=== DATA LINES ===

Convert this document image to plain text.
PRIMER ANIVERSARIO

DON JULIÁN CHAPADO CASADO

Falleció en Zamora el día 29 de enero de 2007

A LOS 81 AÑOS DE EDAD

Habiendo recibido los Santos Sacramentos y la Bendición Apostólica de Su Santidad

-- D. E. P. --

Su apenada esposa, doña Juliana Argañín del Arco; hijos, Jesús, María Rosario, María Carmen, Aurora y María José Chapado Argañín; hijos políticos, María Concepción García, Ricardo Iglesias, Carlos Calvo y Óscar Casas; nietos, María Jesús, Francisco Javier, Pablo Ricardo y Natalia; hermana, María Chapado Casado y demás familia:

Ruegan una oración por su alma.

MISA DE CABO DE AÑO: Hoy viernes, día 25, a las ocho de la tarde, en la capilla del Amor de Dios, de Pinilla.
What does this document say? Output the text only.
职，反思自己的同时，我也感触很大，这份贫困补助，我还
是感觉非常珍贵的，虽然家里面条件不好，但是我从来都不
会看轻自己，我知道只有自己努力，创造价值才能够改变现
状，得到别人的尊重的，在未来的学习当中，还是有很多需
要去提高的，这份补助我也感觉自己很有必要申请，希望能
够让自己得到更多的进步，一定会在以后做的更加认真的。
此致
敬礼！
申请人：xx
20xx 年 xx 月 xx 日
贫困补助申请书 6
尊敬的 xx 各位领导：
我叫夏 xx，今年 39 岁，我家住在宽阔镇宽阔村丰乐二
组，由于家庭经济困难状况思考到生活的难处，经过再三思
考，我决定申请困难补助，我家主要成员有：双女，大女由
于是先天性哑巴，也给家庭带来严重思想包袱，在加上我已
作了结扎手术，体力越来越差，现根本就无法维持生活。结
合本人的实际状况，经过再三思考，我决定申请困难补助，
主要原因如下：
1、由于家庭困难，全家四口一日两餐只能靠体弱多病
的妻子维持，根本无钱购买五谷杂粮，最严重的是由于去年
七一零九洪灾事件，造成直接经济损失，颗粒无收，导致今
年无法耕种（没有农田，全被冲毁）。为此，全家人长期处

===

_WHAT IS ASKED_
Repeat every line of the records above exactly.

_PROBLEM SOLUTION_
Convert this document image to plain text.
PRIMER ANIVERSARIO

DON JULIÁN CHAPADO CASADO

Falleció en Zamora el día 29 de enero de 2007

A LOS 81 AÑOS DE EDAD

Habiendo recibido los Santos Sacramentos y la Bendición Apostólica de Su Santidad

-- D. E. P. --

Su apenada esposa, doña Juliana Argañín del Arco; hijos, Jesús, María Rosario, María Carmen, Aurora y María José Chapado Argañín; hijos políticos, María Concepción García, Ricardo Iglesias, Carlos Calvo y Óscar Casas; nietos, María Jesús, Francisco Javier, Pablo Ricardo y Natalia; hermana, María Chapado Casado y demás familia:

Ruegan una oración por su alma.

MISA DE CABO DE AÑO: Hoy viernes, día 25, a las ocho de la tarde, en la capilla del Amor de Dios, de Pinilla.
What does this document say? Output the text only.
职，反思自己的同时，我也感触很大，这份贫困补助，我还
是感觉非常珍贵的，虽然家里面条件不好，但是我从来都不
会看轻自己，我知道只有自己努力，创造价值才能够改变现
状，得到别人的尊重的，在未来的学习当中，还是有很多需
要去提高的，这份补助我也感觉自己很有必要申请，希望能
够让自己得到更多的进步，一定会在以后做的更加认真的。
此致
敬礼！
申请人：xx
20xx 年 xx 月 xx 日
贫困补助申请书 6
尊敬的 xx 各位领导：
我叫夏 xx，今年 39 岁，我家住在宽阔镇宽阔村丰乐二
组，由于家庭经济困难状况思考到生活的难处，经过再三思
考，我决定申请困难补助，我家主要成员有：双女，大女由
于是先天性哑巴，也给家庭带来严重思想包袱，在加上我已
作了结扎手术，体力越来越差，现根本就无法维持生活。结
合本人的实际状况，经过再三思考，我决定申请困难补助，
主要原因如下：
1、由于家庭困难，全家四口一日两餐只能靠体弱多病
的妻子维持，根本无钱购买五谷杂粮，最严重的是由于去年
七一零九洪灾事件，造成直接经济损失，颗粒无收，导致今
年无法耕种（没有农田，全被冲毁）。为此，全家人长期处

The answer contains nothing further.